* Dataset records

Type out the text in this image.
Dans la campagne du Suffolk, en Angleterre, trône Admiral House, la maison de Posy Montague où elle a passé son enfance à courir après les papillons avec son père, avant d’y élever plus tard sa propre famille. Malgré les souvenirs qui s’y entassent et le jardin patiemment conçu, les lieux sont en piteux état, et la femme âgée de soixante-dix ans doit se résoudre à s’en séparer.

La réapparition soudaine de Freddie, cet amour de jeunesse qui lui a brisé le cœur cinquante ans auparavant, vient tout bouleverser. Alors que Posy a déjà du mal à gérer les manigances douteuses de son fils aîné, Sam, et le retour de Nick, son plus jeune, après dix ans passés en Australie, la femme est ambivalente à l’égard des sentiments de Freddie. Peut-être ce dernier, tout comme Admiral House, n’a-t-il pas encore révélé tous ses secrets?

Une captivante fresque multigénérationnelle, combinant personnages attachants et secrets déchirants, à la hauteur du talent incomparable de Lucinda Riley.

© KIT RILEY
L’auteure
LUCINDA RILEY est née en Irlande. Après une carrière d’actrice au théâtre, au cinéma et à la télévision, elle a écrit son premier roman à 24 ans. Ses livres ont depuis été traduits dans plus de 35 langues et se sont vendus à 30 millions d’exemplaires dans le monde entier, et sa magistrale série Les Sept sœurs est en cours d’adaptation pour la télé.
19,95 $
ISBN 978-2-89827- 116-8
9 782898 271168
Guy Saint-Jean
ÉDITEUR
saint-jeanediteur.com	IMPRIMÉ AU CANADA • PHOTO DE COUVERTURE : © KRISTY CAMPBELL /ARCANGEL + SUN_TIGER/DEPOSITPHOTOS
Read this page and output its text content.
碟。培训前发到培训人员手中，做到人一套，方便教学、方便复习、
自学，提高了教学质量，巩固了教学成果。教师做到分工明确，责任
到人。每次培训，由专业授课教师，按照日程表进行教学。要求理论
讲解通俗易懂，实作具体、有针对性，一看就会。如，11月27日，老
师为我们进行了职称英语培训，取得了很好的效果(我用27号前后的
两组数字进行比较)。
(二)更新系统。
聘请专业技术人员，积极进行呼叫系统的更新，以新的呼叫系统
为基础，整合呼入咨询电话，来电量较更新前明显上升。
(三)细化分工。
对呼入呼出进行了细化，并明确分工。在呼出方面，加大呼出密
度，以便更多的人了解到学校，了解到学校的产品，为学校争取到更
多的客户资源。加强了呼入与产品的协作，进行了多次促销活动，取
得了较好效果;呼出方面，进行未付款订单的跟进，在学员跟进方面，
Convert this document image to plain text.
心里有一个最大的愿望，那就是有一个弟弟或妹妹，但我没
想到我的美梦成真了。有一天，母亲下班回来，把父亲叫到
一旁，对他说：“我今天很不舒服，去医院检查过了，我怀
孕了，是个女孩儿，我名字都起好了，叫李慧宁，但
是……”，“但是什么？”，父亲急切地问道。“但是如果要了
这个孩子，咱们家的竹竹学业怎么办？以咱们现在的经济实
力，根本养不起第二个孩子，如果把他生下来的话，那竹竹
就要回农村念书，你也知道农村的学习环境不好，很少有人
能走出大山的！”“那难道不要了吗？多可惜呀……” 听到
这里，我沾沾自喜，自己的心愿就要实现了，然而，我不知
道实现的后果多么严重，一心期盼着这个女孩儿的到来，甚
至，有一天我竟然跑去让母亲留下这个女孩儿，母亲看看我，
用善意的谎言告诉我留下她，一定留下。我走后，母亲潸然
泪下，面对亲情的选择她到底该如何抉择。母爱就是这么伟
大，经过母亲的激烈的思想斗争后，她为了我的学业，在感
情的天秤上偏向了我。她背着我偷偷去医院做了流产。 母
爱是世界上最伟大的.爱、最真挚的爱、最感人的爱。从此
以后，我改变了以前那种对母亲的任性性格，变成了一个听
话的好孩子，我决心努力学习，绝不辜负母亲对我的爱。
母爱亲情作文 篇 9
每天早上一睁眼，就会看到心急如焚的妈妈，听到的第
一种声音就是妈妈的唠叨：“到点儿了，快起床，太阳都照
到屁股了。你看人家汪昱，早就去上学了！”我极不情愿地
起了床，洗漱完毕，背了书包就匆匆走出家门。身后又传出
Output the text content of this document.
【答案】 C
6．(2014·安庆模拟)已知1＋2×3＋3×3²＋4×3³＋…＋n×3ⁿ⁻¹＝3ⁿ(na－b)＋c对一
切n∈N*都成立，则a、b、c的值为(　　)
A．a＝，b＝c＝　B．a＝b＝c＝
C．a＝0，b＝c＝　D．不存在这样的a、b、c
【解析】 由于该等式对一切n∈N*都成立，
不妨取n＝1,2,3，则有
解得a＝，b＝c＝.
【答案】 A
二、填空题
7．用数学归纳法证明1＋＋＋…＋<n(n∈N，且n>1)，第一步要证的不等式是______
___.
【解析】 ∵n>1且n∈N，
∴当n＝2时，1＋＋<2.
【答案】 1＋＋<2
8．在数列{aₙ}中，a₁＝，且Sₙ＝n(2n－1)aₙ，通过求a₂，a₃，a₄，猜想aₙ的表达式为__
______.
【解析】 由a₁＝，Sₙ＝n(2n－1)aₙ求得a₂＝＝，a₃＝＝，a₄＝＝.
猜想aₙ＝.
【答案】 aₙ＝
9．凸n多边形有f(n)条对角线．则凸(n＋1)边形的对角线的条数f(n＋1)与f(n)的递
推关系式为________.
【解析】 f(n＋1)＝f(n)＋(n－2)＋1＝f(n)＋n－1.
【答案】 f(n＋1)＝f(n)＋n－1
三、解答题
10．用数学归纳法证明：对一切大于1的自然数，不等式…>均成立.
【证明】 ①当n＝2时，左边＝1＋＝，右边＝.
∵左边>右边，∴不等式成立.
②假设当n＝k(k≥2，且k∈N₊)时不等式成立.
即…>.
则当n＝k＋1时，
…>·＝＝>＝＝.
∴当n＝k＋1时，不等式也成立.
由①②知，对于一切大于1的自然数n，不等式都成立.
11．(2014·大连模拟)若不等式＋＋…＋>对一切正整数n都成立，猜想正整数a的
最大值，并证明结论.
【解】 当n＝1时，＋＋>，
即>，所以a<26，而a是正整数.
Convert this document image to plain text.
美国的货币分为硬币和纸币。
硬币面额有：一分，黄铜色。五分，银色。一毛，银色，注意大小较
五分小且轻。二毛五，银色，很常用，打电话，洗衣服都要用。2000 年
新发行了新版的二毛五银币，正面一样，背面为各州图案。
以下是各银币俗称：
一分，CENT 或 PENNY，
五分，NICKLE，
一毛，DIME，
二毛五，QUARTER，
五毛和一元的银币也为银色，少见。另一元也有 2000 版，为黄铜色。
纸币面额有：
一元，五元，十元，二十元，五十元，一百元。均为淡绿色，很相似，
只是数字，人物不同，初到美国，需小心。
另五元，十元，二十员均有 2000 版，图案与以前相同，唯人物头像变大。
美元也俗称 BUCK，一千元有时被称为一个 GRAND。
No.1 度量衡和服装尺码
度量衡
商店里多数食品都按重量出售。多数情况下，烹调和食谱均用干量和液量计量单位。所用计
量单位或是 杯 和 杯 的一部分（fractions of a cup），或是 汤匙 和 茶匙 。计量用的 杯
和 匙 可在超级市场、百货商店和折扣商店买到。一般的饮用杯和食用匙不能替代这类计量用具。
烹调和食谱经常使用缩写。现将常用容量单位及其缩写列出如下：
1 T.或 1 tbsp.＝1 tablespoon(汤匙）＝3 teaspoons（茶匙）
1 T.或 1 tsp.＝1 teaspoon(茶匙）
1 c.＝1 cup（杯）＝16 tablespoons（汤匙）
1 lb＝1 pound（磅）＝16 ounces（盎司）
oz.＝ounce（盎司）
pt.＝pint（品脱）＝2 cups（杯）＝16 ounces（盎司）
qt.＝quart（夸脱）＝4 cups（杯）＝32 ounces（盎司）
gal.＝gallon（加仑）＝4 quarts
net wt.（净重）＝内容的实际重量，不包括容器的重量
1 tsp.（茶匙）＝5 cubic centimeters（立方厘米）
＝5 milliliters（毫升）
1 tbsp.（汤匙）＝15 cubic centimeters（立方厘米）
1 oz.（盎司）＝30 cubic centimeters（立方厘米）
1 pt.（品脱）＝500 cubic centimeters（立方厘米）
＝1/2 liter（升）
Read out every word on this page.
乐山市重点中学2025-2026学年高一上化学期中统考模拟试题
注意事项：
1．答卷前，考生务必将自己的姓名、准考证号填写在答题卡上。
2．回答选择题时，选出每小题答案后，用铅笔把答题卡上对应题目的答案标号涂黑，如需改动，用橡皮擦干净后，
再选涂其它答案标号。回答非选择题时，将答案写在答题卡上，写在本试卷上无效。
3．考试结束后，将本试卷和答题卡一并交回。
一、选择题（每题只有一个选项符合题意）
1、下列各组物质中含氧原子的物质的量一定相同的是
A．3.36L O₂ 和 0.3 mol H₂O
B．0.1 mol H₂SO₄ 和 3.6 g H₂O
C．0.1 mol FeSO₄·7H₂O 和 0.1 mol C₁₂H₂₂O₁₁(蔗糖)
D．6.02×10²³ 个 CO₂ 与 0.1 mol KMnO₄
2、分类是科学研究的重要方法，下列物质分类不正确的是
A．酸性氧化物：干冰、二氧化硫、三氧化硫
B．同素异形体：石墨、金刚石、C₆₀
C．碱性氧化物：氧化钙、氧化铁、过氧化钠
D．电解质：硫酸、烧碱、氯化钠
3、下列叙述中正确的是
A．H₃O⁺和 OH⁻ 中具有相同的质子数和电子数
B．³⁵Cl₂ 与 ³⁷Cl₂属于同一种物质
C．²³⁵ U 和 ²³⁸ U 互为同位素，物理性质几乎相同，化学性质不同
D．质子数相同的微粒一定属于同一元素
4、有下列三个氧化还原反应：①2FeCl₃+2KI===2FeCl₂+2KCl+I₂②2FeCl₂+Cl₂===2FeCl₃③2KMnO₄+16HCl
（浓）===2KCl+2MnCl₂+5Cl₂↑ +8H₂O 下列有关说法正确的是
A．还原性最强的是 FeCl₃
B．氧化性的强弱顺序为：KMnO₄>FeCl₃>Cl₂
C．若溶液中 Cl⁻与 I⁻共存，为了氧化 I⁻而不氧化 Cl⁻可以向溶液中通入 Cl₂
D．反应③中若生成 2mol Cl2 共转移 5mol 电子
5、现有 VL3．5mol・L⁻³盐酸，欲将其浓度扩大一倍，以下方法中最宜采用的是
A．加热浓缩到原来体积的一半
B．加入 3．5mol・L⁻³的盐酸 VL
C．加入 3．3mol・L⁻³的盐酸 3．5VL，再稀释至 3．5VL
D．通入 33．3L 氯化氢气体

* Directive
Copy out each line in the preceding records that contains "cups".

* Solution for this exercise
pt.＝pint（品脱）＝2 cups（杯）＝16 ounces（盎司）
qt.＝quart（夸脱）＝4 cups（杯）＝32 ounces（盎司）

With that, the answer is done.